* START Extract *

Wednesday, June 25, 2014

Sports, Part 2




My dad's philosophy of raising and managing two active boys (my brother and me) was to introduce us to as many sports and activities as possible and see which ones stuck. For me, some did stick and become lifelong pursuits: chiefly basketball, golf, and tennis. Others, like fishing and hunting, did not. I still participated in them during my childhood years though because they were an excuse to get some dad time.

My brother and I were willing to endure the boredom that was fishing with our dad for the glory that awaited us: swimming in the pool at Mac’s Hidden Cove, our annual summer vacation destination near Shell Knob, Missouri. The swimming pool sat at the bottom of the hill and at the end of the dead-end road that led into the hidden cove. It was visible from our second floor room. I would stand on the balcony outside our room staring longingly at the blue water of the pool until it opened at 10:00 a.m. when Steve and I would hold a foot race to see who could be the first to dive into the water. With his five-years-older and longer legs, he usually won. But that was no big deal because I knew I would soon experience the pure joy of jumping feet first into the water, making a huge splash, and then standing in the shallow end of the pool, my teeth chattering as my small body adjusted to the chilly water.

It was a good thing that I didn't often reach the pool before my brother because at another motel, when I did get there first, things did not turn out well. I jumped into what I thought was the shallow end, but when my feet didn’t reach the bottom, I realized I was in the deep end. I thought my young life was over as I flailed around underneath the water, in panic mode, until I felt my brother’s arm around my waist, bringing me to the surface and steering me toward the safety of the edge of the pool. As much as I fought with my brother growing up, I’m grateful that he became that day and will always remain the guy who saved my life. Were it not for him arriving at that motel pool when he did, I wouldn’t be around writing this today.

* END Extract *

## Exercise set
1. List every sport or activity the blog post's first paragraph names as either sticking or not sticking with the writer.
2. From the blog post, quote the stretch from "My dad's philosophy" through "some dad time.".
The material that comes next has no connection to the blog post.

* START Dataset records *

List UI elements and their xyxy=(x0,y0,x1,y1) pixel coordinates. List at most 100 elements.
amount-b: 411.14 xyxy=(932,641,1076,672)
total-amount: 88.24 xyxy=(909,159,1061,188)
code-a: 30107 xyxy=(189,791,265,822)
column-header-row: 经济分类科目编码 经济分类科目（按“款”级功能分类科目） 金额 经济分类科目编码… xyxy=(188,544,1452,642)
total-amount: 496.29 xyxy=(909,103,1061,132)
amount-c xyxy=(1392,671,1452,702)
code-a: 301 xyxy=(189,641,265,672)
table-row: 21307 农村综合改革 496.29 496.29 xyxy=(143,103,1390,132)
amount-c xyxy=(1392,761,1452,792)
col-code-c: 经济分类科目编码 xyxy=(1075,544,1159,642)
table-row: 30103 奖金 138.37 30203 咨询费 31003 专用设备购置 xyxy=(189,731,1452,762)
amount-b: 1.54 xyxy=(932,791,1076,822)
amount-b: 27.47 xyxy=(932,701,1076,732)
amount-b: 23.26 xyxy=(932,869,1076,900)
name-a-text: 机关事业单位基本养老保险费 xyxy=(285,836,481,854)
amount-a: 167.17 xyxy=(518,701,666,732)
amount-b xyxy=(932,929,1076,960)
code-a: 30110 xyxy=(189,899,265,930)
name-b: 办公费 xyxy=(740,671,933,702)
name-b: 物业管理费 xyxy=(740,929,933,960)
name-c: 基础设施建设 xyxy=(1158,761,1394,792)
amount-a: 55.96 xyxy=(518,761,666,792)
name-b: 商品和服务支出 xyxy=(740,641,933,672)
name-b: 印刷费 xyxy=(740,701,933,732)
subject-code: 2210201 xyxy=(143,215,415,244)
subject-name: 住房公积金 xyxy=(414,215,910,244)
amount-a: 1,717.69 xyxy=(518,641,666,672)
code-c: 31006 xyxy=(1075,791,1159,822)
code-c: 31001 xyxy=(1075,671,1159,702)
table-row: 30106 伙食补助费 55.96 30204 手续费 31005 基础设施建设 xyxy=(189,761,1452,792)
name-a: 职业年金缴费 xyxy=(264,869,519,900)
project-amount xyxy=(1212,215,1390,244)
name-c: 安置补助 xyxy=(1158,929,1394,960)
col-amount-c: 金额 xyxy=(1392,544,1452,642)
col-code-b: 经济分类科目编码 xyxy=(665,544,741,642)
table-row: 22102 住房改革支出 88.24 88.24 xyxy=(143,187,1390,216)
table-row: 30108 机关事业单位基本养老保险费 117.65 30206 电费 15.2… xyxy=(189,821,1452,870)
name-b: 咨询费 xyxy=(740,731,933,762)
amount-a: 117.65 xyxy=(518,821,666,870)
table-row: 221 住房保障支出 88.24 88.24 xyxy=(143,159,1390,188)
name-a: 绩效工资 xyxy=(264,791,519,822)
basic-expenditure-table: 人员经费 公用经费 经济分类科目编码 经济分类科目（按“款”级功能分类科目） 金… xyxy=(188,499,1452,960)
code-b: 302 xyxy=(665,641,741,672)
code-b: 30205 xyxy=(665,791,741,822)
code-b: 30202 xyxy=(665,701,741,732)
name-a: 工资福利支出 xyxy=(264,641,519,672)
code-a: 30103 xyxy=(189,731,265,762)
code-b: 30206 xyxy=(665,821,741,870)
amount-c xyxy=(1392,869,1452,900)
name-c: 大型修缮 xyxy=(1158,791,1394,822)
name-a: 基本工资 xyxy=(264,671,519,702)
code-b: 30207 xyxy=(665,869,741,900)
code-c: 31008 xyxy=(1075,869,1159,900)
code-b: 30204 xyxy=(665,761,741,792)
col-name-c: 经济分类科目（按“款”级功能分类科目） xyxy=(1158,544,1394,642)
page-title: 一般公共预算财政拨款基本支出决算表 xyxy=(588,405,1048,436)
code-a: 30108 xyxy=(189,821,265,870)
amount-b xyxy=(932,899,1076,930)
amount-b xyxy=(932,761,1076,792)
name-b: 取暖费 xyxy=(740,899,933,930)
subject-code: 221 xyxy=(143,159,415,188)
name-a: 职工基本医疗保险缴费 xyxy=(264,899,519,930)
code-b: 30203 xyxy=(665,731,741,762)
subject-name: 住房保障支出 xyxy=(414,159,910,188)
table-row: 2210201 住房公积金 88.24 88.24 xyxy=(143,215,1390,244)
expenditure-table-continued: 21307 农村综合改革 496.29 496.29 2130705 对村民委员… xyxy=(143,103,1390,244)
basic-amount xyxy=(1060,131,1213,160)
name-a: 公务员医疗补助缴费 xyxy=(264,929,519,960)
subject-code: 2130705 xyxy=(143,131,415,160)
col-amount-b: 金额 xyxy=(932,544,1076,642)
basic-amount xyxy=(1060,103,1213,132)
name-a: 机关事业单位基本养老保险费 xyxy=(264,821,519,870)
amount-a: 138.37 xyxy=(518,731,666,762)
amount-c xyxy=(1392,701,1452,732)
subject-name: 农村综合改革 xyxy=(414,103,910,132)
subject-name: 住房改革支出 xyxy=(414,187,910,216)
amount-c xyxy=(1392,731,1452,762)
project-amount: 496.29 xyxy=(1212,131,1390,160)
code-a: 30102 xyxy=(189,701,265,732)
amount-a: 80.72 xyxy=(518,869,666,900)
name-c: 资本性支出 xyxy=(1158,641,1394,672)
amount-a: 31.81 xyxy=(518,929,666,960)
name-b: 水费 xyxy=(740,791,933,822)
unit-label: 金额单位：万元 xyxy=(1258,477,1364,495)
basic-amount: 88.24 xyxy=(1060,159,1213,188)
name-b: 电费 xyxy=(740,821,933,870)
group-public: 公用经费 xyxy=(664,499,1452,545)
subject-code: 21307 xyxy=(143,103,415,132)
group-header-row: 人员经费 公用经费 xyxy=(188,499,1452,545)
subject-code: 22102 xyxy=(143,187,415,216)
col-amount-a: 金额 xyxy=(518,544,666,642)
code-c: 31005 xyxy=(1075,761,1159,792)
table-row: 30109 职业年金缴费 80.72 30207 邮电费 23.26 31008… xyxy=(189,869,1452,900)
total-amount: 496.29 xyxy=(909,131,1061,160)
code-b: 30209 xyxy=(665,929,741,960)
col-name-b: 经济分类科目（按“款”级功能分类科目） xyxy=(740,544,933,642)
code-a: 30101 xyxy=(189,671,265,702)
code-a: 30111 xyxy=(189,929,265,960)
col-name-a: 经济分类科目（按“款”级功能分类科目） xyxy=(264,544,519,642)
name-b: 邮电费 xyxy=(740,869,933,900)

* END Dataset records *

## Responses for each task
1. basketball, golf, tennis, fishing, hunting

2.
My dad's philosophy of raising and managing two active boys (my brother and me) was to introduce us to as many sports and activities as possible and see which ones stuck. For me, some did stick and become lifelong pursuits: chiefly basketball, golf, and tennis. Others, like fishing and hunting, did not. I still participated in them during my childhood years though because they were an excuse to get some dad time.